**DATA TO USE:**
## START

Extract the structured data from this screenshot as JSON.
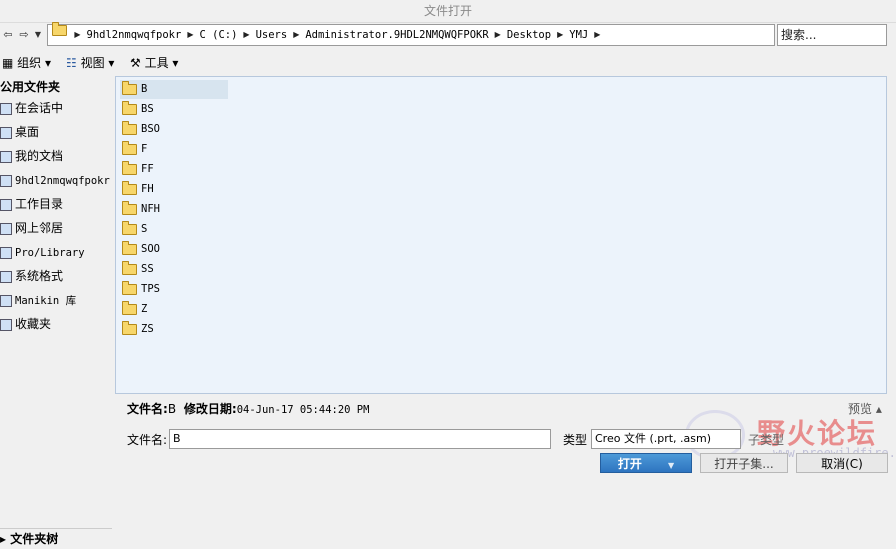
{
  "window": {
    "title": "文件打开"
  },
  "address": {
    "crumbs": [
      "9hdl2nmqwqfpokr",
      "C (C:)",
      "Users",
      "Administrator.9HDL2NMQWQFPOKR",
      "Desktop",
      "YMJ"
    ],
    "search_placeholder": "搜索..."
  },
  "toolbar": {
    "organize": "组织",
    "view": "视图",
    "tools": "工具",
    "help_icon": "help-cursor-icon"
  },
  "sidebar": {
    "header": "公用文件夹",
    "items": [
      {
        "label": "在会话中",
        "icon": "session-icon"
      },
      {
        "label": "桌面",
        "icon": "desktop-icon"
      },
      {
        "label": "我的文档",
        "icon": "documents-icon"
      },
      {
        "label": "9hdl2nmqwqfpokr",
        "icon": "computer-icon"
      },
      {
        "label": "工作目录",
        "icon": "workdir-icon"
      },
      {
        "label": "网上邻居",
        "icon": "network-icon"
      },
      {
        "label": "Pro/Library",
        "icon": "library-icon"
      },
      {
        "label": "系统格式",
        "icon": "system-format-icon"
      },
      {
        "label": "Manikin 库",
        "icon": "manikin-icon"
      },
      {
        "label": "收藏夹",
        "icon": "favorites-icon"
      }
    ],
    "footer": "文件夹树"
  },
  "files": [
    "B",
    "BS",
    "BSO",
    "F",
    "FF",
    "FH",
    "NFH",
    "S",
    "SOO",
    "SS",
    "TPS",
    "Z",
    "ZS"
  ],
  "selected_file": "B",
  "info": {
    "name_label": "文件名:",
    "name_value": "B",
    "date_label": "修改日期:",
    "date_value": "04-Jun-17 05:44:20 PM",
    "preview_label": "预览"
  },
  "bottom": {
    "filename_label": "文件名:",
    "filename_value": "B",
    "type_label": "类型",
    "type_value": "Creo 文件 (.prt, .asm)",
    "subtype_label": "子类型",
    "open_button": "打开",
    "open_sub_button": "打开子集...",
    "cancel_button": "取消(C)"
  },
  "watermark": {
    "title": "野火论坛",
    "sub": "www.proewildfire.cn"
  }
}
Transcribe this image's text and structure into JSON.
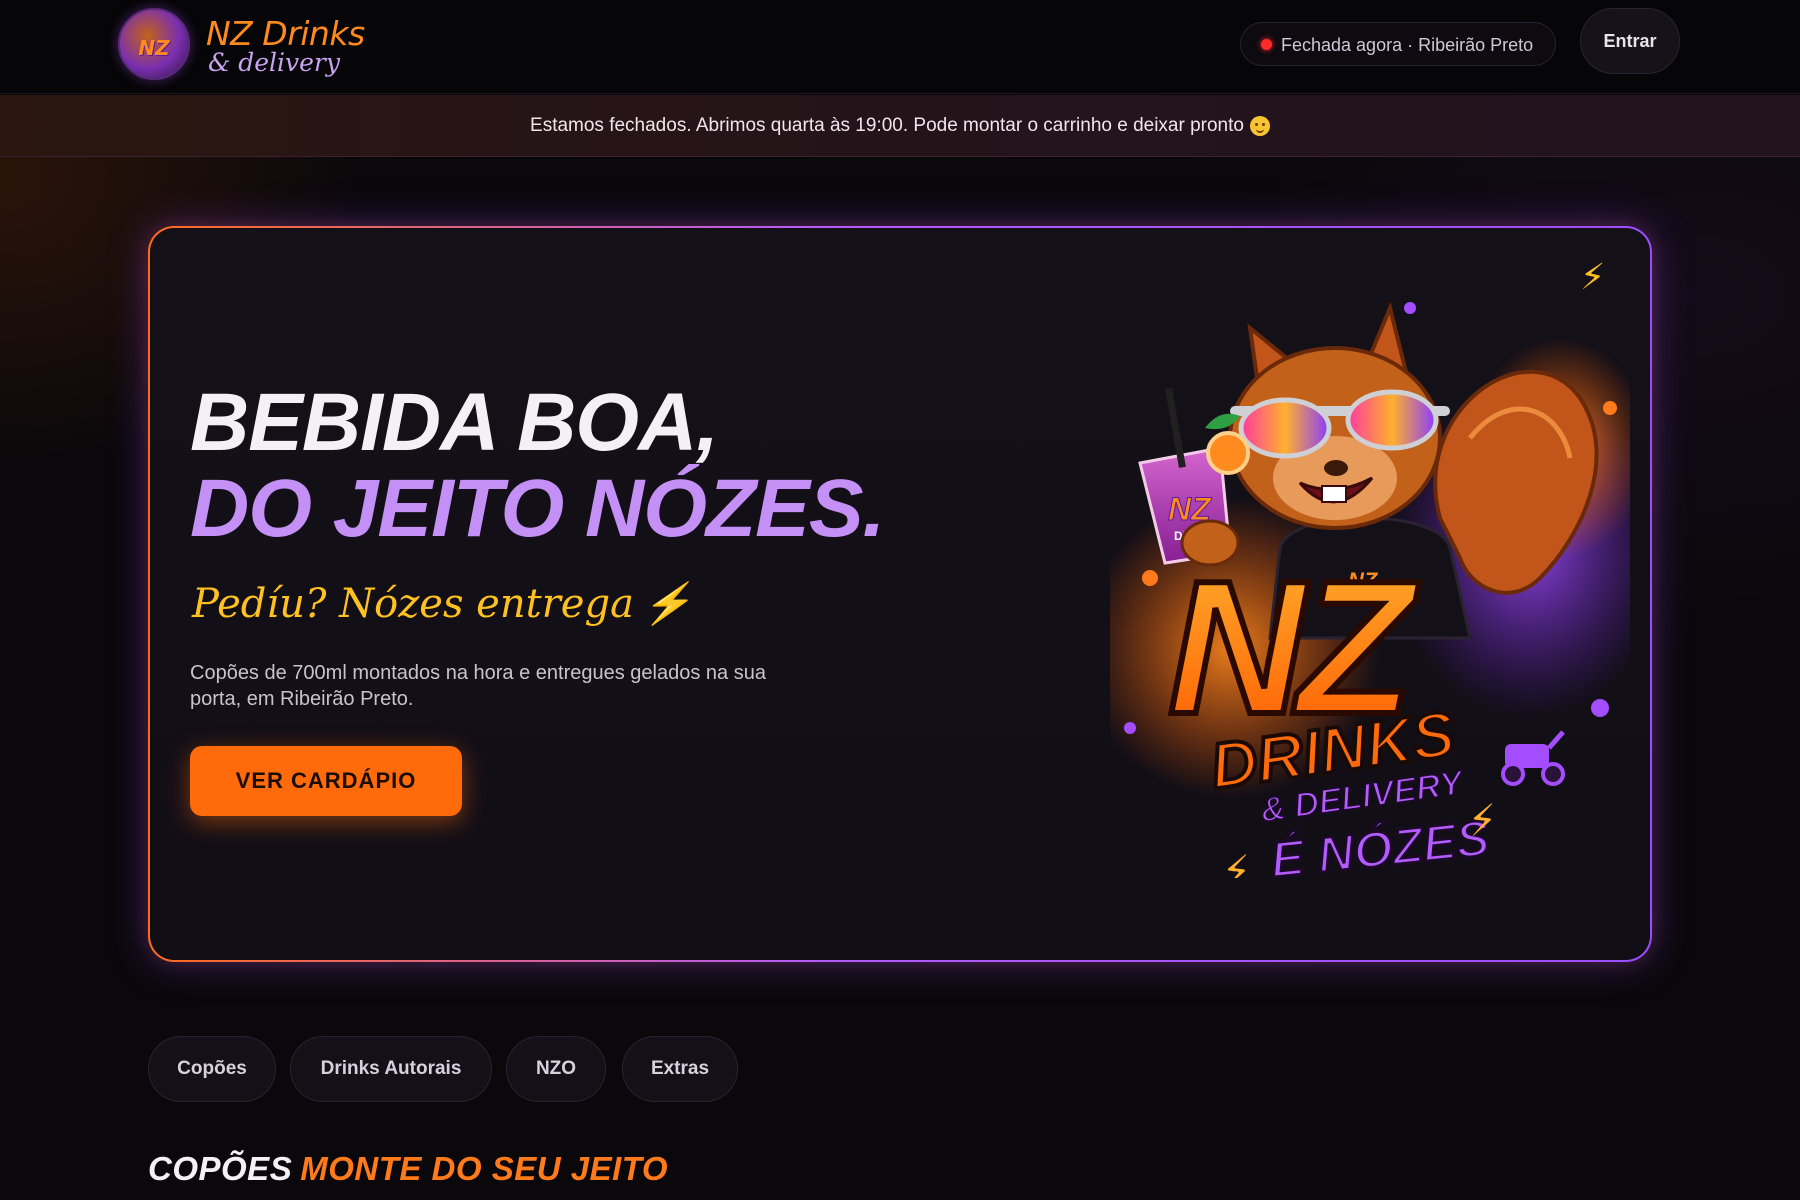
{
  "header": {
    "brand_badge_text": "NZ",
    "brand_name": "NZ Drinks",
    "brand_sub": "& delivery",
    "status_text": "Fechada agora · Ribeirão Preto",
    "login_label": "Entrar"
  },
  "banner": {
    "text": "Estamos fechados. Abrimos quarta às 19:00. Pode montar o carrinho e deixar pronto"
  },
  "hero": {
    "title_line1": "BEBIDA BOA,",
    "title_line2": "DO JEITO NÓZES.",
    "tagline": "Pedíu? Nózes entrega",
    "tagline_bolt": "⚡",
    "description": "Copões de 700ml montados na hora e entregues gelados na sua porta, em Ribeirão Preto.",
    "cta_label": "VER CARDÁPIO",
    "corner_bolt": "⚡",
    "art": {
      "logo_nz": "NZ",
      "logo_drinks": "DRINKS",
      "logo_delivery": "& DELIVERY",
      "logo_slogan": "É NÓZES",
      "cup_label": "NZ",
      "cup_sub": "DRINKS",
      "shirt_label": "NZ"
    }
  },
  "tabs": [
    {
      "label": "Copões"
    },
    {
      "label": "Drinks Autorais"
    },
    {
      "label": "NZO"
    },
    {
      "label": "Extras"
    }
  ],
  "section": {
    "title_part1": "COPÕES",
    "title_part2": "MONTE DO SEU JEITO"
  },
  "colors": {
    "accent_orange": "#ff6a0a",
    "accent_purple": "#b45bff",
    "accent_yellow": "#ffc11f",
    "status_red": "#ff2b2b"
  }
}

## END

**EXERCISE GOAL:**
Without including any pictures, print all of the material exactly as given.

**CORRECT OUTPUT:**
Extract the structured data from this screenshot as JSON.
{
  "window": {
    "title": "文件打开"
  },
  "address": {
    "crumbs": [
      "9hdl2nmqwqfpokr",
      "C (C:)",
      "Users",
      "Administrator.9HDL2NMQWQFPOKR",
      "Desktop",
      "YMJ"
    ],
    "search_placeholder": "搜索..."
  },
  "toolbar": {
    "organize": "组织",
    "view": "视图",
    "tools": "工具",
    "help_icon": "help-cursor-icon"
  },
  "sidebar": {
    "header": "公用文件夹",
    "items": [
      {
        "label": "在会话中",
        "icon": "session-icon"
      },
      {
        "label": "桌面",
        "icon": "desktop-icon"
      },
      {
        "label": "我的文档",
        "icon": "documents-icon"
      },
      {
        "label": "9hdl2nmqwqfpokr",
        "icon": "computer-icon"
      },
      {
        "label": "工作目录",
        "icon": "workdir-icon"
      },
      {
        "label": "网上邻居",
        "icon": "network-icon"
      },
      {
        "label": "Pro/Library",
        "icon": "library-icon"
      },
      {
        "label": "系统格式",
        "icon": "system-format-icon"
      },
      {
        "label": "Manikin 库",
        "icon": "manikin-icon"
      },
      {
        "label": "收藏夹",
        "icon": "favorites-icon"
      }
    ],
    "footer": "文件夹树"
  },
  "files": [
    "B",
    "BS",
    "BSO",
    "F",
    "FF",
    "FH",
    "NFH",
    "S",
    "SOO",
    "SS",
    "TPS",
    "Z",
    "ZS"
  ],
  "selected_file": "B",
  "info": {
    "name_label": "文件名:",
    "name_value": "B",
    "date_label": "修改日期:",
    "date_value": "04-Jun-17 05:44:20 PM",
    "preview_label": "预览"
  },
  "bottom": {
    "filename_label": "文件名:",
    "filename_value": "B",
    "type_label": "类型",
    "type_value": "Creo 文件 (.prt, .asm)",
    "subtype_label": "子类型",
    "open_button": "打开",
    "open_sub_button": "打开子集...",
    "cancel_button": "取消(C)"
  },
  "watermark": {
    "title": "野火论坛",
    "sub": "www.proewildfire.cn"
  }
}
Transcribe this image's text and structure into JSON.
{
  "header": {
    "brand_badge_text": "NZ",
    "brand_name": "NZ Drinks",
    "brand_sub": "& delivery",
    "status_text": "Fechada agora · Ribeirão Preto",
    "login_label": "Entrar"
  },
  "banner": {
    "text": "Estamos fechados. Abrimos quarta às 19:00. Pode montar o carrinho e deixar pronto"
  },
  "hero": {
    "title_line1": "BEBIDA BOA,",
    "title_line2": "DO JEITO NÓZES.",
    "tagline": "Pedíu? Nózes entrega",
    "tagline_bolt": "⚡",
    "description": "Copões de 700ml montados na hora e entregues gelados na sua porta, em Ribeirão Preto.",
    "cta_label": "VER CARDÁPIO",
    "corner_bolt": "⚡",
    "art": {
      "logo_nz": "NZ",
      "logo_drinks": "DRINKS",
      "logo_delivery": "& DELIVERY",
      "logo_slogan": "É NÓZES",
      "cup_label": "NZ",
      "cup_sub": "DRINKS",
      "shirt_label": "NZ"
    }
  },
  "tabs": [
    {
      "label": "Copões"
    },
    {
      "label": "Drinks Autorais"
    },
    {
      "label": "NZO"
    },
    {
      "label": "Extras"
    }
  ],
  "section": {
    "title_part1": "COPÕES",
    "title_part2": "MONTE DO SEU JEITO"
  },
  "colors": {
    "accent_orange": "#ff6a0a",
    "accent_purple": "#b45bff",
    "accent_yellow": "#ffc11f",
    "status_red": "#ff2b2b"
  }
}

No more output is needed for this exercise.